### REQUIRED WORK:
From the start of the material through the line holding "staticText: Cancel xyxy=(197,65,223,76)", inclusive, switch "Pending" to "Waiting" and reproduce those lines with nothing else changed.

(Element and box listings)
• • • •

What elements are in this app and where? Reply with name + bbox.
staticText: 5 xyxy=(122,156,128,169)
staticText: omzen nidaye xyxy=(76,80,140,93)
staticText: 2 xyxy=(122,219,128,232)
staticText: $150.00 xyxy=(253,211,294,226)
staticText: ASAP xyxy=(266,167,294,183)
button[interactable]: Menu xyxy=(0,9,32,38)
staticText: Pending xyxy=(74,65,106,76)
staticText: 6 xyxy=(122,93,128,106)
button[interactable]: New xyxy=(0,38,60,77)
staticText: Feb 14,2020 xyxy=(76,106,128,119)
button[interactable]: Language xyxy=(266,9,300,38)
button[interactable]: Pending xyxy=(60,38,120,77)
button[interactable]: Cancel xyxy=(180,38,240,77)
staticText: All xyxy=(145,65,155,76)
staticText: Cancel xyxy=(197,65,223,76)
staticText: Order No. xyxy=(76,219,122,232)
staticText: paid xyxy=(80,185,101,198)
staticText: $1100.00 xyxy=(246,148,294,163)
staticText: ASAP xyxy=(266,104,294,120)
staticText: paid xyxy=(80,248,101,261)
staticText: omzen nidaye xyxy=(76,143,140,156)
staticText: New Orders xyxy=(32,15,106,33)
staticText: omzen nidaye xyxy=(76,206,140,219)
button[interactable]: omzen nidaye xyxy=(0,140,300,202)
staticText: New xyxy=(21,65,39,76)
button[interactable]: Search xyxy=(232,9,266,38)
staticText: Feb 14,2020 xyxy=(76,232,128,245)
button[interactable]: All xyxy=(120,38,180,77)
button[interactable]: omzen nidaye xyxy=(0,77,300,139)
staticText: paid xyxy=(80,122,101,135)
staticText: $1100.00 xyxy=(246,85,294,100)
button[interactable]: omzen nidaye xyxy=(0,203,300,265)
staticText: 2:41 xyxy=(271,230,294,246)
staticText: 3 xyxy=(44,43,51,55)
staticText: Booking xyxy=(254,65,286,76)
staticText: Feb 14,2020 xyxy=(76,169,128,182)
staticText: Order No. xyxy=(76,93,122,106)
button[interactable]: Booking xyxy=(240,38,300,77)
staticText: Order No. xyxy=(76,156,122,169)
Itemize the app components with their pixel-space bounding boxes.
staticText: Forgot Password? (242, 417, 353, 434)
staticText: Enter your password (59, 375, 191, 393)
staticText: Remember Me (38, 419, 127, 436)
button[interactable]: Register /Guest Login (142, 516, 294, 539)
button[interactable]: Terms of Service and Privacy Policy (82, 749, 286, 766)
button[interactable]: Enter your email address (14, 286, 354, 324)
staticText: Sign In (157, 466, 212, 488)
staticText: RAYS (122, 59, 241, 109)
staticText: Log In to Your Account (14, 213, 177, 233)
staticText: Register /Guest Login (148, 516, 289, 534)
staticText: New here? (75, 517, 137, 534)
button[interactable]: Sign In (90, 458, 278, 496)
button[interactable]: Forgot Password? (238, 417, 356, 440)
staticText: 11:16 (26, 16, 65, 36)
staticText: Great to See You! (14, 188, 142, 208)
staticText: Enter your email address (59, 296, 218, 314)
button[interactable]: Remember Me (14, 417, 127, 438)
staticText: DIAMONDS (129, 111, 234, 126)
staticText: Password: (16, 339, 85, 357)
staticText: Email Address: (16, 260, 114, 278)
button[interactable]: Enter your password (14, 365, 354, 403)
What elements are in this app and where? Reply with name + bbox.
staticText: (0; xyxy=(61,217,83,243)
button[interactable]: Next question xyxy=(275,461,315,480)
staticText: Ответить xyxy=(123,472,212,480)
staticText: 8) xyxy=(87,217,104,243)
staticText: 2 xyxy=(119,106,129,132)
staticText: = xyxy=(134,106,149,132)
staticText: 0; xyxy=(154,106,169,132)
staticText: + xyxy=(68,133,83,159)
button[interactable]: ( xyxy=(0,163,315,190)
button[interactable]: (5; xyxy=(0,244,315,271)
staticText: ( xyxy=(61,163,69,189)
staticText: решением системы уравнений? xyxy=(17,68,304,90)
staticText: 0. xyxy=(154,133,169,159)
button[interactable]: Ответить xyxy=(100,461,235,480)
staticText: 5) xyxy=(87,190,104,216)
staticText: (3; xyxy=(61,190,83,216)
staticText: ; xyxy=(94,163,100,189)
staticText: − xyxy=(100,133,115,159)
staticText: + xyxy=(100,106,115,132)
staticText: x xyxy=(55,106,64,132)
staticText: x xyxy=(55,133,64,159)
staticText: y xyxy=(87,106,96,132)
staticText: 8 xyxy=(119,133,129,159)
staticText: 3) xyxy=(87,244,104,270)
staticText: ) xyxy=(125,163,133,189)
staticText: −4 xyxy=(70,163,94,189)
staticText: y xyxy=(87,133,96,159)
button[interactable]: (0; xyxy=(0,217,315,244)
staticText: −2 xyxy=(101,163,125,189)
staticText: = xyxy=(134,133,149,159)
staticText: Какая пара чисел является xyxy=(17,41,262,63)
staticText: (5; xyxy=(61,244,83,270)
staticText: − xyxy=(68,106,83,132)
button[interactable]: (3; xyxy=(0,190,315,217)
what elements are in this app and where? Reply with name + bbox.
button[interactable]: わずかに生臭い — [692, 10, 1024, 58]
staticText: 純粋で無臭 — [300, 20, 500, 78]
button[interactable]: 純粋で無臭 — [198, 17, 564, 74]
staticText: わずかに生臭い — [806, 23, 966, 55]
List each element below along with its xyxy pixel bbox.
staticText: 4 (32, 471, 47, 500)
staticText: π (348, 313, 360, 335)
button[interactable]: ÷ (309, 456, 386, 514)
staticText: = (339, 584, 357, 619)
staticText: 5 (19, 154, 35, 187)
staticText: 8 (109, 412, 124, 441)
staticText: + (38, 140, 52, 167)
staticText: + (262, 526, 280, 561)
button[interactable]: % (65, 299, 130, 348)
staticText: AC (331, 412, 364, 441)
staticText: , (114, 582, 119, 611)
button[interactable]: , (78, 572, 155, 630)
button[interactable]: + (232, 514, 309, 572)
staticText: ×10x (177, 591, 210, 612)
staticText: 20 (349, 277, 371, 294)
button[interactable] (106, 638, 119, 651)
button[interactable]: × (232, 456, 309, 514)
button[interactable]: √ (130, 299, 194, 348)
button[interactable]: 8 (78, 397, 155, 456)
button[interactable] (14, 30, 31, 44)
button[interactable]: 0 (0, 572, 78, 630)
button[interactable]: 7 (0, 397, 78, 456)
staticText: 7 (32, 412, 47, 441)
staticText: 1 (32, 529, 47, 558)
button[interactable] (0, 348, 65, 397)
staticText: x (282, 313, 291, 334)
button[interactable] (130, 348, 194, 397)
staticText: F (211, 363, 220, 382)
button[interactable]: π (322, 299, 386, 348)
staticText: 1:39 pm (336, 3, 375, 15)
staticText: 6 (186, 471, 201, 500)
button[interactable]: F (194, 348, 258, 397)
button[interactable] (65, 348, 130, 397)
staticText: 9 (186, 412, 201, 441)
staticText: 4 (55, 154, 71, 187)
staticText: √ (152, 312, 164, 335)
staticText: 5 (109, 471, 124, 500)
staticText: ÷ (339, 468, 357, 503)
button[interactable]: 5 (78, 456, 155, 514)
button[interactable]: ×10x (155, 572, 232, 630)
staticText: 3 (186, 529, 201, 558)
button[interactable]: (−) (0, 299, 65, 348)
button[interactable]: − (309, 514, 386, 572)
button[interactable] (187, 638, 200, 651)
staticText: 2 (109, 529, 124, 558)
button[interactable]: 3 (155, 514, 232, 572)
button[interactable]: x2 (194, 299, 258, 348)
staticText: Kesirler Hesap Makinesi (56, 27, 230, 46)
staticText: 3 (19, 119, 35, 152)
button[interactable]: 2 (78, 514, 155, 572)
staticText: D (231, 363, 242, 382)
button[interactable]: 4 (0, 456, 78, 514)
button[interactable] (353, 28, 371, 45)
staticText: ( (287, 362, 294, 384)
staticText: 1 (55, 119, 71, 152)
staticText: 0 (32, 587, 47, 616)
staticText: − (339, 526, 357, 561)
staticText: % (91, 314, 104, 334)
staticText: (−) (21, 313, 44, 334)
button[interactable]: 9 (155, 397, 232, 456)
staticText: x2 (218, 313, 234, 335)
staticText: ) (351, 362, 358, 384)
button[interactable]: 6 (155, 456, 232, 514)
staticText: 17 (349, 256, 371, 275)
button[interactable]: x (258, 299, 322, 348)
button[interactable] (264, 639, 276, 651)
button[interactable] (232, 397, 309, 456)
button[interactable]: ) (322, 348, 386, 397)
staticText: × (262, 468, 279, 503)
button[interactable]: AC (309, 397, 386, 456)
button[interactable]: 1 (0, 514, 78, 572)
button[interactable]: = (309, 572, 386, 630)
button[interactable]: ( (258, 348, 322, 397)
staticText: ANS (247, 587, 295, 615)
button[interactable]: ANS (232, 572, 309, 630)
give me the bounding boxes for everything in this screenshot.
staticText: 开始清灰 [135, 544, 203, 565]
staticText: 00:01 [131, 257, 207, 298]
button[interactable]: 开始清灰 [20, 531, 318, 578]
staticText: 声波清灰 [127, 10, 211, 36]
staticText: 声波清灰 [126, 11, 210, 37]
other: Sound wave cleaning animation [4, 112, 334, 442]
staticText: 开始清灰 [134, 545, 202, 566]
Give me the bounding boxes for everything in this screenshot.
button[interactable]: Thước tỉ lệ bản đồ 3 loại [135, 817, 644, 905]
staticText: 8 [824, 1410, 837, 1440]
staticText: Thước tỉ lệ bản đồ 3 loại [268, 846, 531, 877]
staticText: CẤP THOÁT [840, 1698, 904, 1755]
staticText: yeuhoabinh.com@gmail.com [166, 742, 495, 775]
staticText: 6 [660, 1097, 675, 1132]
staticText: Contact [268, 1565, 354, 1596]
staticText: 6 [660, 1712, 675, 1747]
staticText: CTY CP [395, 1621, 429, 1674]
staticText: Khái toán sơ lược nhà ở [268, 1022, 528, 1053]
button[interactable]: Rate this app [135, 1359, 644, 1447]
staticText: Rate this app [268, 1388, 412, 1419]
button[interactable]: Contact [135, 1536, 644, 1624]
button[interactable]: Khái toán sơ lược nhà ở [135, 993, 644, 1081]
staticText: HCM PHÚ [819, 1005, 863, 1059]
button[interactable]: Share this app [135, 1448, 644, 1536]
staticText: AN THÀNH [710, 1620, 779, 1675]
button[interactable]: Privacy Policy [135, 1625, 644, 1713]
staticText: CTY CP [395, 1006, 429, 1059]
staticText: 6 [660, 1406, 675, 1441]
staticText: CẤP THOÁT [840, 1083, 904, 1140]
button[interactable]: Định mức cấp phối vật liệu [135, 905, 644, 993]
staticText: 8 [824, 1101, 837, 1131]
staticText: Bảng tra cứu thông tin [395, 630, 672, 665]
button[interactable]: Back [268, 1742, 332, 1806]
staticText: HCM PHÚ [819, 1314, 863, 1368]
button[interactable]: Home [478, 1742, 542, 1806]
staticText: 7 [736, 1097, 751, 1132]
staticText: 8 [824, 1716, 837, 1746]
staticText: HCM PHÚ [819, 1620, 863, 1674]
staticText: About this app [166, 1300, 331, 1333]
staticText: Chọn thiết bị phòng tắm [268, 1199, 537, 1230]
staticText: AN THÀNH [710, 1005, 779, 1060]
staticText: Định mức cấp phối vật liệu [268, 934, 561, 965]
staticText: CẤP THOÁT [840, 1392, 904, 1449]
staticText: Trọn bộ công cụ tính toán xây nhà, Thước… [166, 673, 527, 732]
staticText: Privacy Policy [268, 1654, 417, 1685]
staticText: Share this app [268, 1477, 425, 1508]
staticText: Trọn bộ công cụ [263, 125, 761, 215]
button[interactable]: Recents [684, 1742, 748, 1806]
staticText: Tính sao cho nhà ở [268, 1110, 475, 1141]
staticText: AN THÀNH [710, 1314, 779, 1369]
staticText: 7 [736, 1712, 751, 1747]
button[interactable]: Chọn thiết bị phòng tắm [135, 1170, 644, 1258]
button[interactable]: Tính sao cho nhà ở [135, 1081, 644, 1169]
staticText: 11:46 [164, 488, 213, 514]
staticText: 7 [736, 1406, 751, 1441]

• • • •

### TASK RESULT:
What elements are in this app and where? Reply with name + bbox.
staticText: 5 xyxy=(122,156,128,169)
staticText: omzen nidaye xyxy=(76,80,140,93)
staticText: 2 xyxy=(122,219,128,232)
staticText: $150.00 xyxy=(253,211,294,226)
staticText: ASAP xyxy=(266,167,294,183)
button[interactable]: Menu xyxy=(0,9,32,38)
staticText: Waiting xyxy=(74,65,106,76)
staticText: 6 xyxy=(122,93,128,106)
button[interactable]: New xyxy=(0,38,60,77)
staticText: Feb 14,2020 xyxy=(76,106,128,119)
button[interactable]: Language xyxy=(266,9,300,38)
button[interactable]: Waiting xyxy=(60,38,120,77)
button[interactable]: Cancel xyxy=(180,38,240,77)
staticText: All xyxy=(145,65,155,76)
staticText: Cancel xyxy=(197,65,223,76)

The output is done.